_Set problem_.
Gather up every line from the entries below that uses the word "watermark".

┌─ Records to process

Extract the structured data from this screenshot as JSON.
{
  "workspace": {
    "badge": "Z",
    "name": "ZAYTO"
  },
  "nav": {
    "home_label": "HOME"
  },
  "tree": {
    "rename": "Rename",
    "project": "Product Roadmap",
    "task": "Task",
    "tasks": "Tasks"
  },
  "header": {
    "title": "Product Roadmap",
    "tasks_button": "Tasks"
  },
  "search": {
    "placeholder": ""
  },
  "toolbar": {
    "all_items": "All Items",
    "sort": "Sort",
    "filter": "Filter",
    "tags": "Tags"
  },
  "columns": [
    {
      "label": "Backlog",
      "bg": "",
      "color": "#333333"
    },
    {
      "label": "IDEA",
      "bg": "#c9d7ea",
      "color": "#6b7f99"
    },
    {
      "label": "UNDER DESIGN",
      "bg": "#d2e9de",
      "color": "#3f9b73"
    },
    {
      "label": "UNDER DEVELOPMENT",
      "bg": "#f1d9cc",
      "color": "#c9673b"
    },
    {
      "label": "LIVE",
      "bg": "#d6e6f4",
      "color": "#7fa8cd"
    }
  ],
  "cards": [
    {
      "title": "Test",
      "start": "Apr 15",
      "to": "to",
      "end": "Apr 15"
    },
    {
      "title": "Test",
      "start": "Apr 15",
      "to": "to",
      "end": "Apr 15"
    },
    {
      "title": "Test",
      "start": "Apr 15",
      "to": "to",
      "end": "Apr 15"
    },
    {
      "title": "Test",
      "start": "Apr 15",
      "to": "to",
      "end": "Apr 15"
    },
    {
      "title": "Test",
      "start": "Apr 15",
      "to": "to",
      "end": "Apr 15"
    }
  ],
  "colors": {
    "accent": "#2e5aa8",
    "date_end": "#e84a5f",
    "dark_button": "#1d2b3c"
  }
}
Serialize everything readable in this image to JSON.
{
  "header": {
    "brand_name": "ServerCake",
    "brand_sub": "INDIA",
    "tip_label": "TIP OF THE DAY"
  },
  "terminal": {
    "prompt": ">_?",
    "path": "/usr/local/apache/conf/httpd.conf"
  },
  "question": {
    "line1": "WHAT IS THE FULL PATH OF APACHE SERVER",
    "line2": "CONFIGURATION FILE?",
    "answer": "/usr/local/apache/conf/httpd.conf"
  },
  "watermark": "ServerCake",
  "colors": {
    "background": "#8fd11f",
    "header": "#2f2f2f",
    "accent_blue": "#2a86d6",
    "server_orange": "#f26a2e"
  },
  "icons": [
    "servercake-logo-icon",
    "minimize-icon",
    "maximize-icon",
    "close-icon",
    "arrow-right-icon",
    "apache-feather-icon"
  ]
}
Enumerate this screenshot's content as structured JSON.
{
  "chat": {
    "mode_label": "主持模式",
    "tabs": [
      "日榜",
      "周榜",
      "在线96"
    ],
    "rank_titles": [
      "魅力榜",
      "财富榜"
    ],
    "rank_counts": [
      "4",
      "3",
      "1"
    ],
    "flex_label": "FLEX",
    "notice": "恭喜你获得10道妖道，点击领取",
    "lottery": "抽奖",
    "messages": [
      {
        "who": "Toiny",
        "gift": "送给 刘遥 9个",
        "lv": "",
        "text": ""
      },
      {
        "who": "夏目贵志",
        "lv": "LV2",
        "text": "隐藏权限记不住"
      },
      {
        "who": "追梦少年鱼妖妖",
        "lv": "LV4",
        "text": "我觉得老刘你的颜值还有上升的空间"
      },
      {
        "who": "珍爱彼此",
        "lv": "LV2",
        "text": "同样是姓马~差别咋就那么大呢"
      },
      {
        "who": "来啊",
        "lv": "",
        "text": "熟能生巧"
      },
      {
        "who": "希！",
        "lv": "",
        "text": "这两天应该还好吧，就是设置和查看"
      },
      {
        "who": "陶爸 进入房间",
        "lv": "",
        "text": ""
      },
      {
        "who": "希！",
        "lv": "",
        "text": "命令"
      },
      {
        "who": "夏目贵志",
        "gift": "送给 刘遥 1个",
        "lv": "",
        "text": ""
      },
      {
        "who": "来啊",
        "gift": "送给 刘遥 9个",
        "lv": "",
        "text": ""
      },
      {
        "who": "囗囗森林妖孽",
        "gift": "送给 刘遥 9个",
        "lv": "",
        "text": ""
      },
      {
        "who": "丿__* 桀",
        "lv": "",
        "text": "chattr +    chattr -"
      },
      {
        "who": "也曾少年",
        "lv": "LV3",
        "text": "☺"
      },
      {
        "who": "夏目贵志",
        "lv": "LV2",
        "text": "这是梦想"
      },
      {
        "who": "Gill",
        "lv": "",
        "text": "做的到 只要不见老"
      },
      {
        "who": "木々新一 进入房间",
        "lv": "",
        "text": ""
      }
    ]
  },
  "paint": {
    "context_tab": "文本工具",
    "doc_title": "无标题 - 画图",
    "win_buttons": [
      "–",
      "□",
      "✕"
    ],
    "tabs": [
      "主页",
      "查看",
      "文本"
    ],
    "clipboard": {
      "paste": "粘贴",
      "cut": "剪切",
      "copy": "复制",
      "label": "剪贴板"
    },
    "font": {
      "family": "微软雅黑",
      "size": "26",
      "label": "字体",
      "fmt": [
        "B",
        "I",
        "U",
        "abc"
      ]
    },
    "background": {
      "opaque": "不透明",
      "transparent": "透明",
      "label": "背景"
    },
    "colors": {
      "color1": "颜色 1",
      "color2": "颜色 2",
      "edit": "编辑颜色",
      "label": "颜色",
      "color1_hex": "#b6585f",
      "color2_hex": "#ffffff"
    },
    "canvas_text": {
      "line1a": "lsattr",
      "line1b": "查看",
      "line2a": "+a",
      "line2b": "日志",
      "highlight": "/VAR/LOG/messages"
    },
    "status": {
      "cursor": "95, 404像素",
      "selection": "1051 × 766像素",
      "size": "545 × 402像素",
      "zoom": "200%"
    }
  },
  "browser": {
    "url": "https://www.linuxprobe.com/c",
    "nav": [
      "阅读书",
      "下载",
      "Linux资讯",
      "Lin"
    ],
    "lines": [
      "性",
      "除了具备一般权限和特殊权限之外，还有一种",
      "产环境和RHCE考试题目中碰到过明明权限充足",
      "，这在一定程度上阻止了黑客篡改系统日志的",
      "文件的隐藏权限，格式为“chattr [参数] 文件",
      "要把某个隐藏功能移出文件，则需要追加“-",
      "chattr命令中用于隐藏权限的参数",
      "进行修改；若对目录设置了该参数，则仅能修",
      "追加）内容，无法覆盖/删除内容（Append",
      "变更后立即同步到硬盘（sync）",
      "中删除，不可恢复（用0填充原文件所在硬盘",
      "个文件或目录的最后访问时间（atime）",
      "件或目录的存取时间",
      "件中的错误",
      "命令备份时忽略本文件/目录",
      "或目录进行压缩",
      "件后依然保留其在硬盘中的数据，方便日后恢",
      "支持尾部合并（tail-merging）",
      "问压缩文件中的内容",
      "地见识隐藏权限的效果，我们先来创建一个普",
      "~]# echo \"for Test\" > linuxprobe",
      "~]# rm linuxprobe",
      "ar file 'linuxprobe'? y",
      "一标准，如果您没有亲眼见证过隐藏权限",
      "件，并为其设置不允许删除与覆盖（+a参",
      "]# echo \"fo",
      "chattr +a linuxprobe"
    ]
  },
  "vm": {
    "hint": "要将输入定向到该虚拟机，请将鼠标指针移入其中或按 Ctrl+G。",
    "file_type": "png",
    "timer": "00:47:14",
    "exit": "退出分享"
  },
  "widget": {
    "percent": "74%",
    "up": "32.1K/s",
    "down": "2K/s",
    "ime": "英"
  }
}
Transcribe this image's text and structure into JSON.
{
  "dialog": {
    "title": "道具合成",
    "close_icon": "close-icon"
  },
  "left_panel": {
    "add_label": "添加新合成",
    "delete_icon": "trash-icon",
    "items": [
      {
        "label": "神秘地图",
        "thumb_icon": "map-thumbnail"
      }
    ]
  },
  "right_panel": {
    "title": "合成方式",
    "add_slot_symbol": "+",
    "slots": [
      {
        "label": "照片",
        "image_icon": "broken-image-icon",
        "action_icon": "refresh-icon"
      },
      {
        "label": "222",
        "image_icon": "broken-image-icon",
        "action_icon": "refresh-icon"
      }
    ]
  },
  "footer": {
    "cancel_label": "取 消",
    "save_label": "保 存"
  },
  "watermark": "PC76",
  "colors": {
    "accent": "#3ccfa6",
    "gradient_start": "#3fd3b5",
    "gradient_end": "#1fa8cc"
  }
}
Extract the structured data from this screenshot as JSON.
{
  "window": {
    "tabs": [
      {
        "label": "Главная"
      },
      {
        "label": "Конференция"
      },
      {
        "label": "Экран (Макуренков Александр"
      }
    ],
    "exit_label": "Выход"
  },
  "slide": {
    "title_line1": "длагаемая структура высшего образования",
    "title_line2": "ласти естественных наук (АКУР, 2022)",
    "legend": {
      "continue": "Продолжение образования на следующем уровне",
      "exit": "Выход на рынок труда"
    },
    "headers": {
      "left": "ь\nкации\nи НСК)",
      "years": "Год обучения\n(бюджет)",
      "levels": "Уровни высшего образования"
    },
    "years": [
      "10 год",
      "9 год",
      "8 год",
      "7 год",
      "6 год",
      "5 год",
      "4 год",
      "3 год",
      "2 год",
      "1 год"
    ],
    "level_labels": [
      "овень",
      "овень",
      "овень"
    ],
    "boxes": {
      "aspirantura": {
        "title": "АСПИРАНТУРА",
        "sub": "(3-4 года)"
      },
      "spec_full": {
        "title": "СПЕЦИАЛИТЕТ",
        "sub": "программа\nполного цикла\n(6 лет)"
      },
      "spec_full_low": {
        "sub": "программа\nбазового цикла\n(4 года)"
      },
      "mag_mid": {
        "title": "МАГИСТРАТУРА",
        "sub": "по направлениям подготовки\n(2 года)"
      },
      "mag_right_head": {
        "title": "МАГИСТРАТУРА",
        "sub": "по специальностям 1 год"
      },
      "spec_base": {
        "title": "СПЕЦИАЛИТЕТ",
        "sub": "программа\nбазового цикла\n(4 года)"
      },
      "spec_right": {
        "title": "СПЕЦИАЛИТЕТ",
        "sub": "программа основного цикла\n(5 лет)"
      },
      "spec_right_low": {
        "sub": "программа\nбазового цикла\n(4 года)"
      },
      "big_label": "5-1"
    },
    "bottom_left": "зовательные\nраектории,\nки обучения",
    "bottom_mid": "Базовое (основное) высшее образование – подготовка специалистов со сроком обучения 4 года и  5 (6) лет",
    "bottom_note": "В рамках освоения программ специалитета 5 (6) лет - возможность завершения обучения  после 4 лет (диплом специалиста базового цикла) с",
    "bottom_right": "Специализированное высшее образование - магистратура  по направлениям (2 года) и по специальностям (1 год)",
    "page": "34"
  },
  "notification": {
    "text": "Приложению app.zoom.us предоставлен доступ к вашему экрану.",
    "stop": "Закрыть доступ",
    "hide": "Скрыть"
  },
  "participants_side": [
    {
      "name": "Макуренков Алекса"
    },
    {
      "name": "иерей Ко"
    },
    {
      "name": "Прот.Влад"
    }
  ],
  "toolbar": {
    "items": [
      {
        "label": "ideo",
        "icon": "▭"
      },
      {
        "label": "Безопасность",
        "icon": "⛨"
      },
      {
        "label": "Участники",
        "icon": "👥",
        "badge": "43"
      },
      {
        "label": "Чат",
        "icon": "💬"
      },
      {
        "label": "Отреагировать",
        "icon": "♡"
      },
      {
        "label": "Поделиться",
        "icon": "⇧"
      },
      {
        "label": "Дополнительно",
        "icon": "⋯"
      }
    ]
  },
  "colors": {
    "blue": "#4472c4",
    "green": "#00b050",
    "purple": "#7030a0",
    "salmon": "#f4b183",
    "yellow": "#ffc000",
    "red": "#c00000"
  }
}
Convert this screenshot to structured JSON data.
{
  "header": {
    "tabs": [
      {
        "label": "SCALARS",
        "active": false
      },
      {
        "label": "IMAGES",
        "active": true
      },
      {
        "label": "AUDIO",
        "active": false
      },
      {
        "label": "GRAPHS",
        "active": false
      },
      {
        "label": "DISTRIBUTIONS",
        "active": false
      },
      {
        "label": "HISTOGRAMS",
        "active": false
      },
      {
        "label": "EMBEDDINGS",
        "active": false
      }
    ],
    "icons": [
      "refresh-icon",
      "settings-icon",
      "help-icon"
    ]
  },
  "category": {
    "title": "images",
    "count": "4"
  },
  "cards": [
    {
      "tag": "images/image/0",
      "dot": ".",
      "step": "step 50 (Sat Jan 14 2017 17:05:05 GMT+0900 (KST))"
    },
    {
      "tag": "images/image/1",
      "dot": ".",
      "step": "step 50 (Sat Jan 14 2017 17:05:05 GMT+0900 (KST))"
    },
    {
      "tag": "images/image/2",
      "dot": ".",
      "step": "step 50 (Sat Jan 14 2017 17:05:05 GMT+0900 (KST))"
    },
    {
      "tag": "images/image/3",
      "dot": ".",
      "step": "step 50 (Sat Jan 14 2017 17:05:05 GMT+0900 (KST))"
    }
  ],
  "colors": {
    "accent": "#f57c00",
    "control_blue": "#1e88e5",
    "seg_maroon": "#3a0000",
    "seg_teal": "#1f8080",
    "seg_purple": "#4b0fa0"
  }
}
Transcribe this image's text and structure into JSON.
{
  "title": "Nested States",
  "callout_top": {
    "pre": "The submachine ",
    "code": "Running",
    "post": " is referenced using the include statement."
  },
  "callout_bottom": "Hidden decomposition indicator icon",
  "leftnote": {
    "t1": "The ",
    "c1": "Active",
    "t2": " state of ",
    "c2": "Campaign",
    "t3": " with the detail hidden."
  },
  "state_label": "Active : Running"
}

└─

_Exercise result_.
  "watermark": "ServerCake",
  "watermark": "PC76",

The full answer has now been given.